# PROMPT:
Produce an exact transcription of the listing below, omitting the pictures.

# WORKING DATA:
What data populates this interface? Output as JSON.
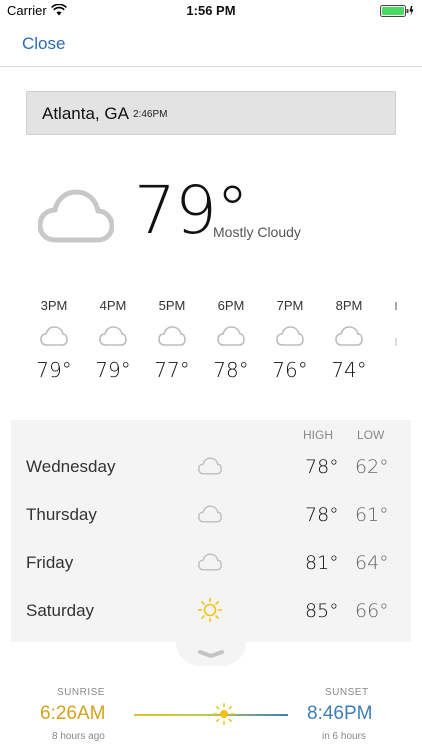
{
  "status_bar": {
    "carrier": "Carrier",
    "time": "1:56 PM"
  },
  "nav": {
    "close_label": "Close"
  },
  "location": {
    "name": "Atlanta, GA",
    "time": "2:46PM"
  },
  "current": {
    "temp": "79°",
    "condition": "Mostly Cloudy",
    "icon": "cloud-icon"
  },
  "hourly": [
    {
      "time": "3PM",
      "icon": "cloud-icon",
      "temp": "79°"
    },
    {
      "time": "4PM",
      "icon": "cloud-icon",
      "temp": "79°"
    },
    {
      "time": "5PM",
      "icon": "cloud-icon",
      "temp": "77°"
    },
    {
      "time": "6PM",
      "icon": "cloud-icon",
      "temp": "78°"
    },
    {
      "time": "7PM",
      "icon": "cloud-icon",
      "temp": "76°"
    },
    {
      "time": "8PM",
      "icon": "cloud-icon",
      "temp": "74°"
    }
  ],
  "forecast": {
    "high_label": "HIGH",
    "low_label": "LOW",
    "days": [
      {
        "day": "Wednesday",
        "icon": "cloud-icon",
        "high": "78°",
        "low": "62°"
      },
      {
        "day": "Thursday",
        "icon": "cloud-icon",
        "high": "78°",
        "low": "61°"
      },
      {
        "day": "Friday",
        "icon": "cloud-icon",
        "high": "81°",
        "low": "64°"
      },
      {
        "day": "Saturday",
        "icon": "sun-icon",
        "high": "85°",
        "low": "66°"
      }
    ]
  },
  "sun": {
    "sunrise_label": "SUNRISE",
    "sunrise_time": "6:26AM",
    "sunrise_relative": "8 hours ago",
    "sunset_label": "SUNSET",
    "sunset_time": "8:46PM",
    "sunset_relative": "in 6 hours",
    "sunrise_color": "#d6a21c",
    "sunset_color": "#3b7fb8"
  }
}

# RESULT FOR THIS TASK:
What data populates this interface? Output as JSON.
{
  "status_bar": {
    "carrier": "Carrier",
    "time": "1:56 PM"
  },
  "nav": {
    "close_label": "Close"
  },
  "location": {
    "name": "Atlanta, GA",
    "time": "2:46PM"
  },
  "current": {
    "temp": "79°",
    "condition": "Mostly Cloudy",
    "icon": "cloud-icon"
  },
  "hourly": [
    {
      "time": "3PM",
      "icon": "cloud-icon",
      "temp": "79°"
    },
    {
      "time": "4PM",
      "icon": "cloud-icon",
      "temp": "79°"
    },
    {
      "time": "5PM",
      "icon": "cloud-icon",
      "temp": "77°"
    },
    {
      "time": "6PM",
      "icon": "cloud-icon",
      "temp": "78°"
    },
    {
      "time": "7PM",
      "icon": "cloud-icon",
      "temp": "76°"
    },
    {
      "time": "8PM",
      "icon": "cloud-icon",
      "temp": "74°"
    }
  ],
  "forecast": {
    "high_label": "HIGH",
    "low_label": "LOW",
    "days": [
      {
        "day": "Wednesday",
        "icon": "cloud-icon",
        "high": "78°",
        "low": "62°"
      },
      {
        "day": "Thursday",
        "icon": "cloud-icon",
        "high": "78°",
        "low": "61°"
      },
      {
        "day": "Friday",
        "icon": "cloud-icon",
        "high": "81°",
        "low": "64°"
      },
      {
        "day": "Saturday",
        "icon": "sun-icon",
        "high": "85°",
        "low": "66°"
      }
    ]
  },
  "sun": {
    "sunrise_label": "SUNRISE",
    "sunrise_time": "6:26AM",
    "sunrise_relative": "8 hours ago",
    "sunset_label": "SUNSET",
    "sunset_time": "8:46PM",
    "sunset_relative": "in 6 hours",
    "sunrise_color": "#d6a21c",
    "sunset_color": "#3b7fb8"
  }
}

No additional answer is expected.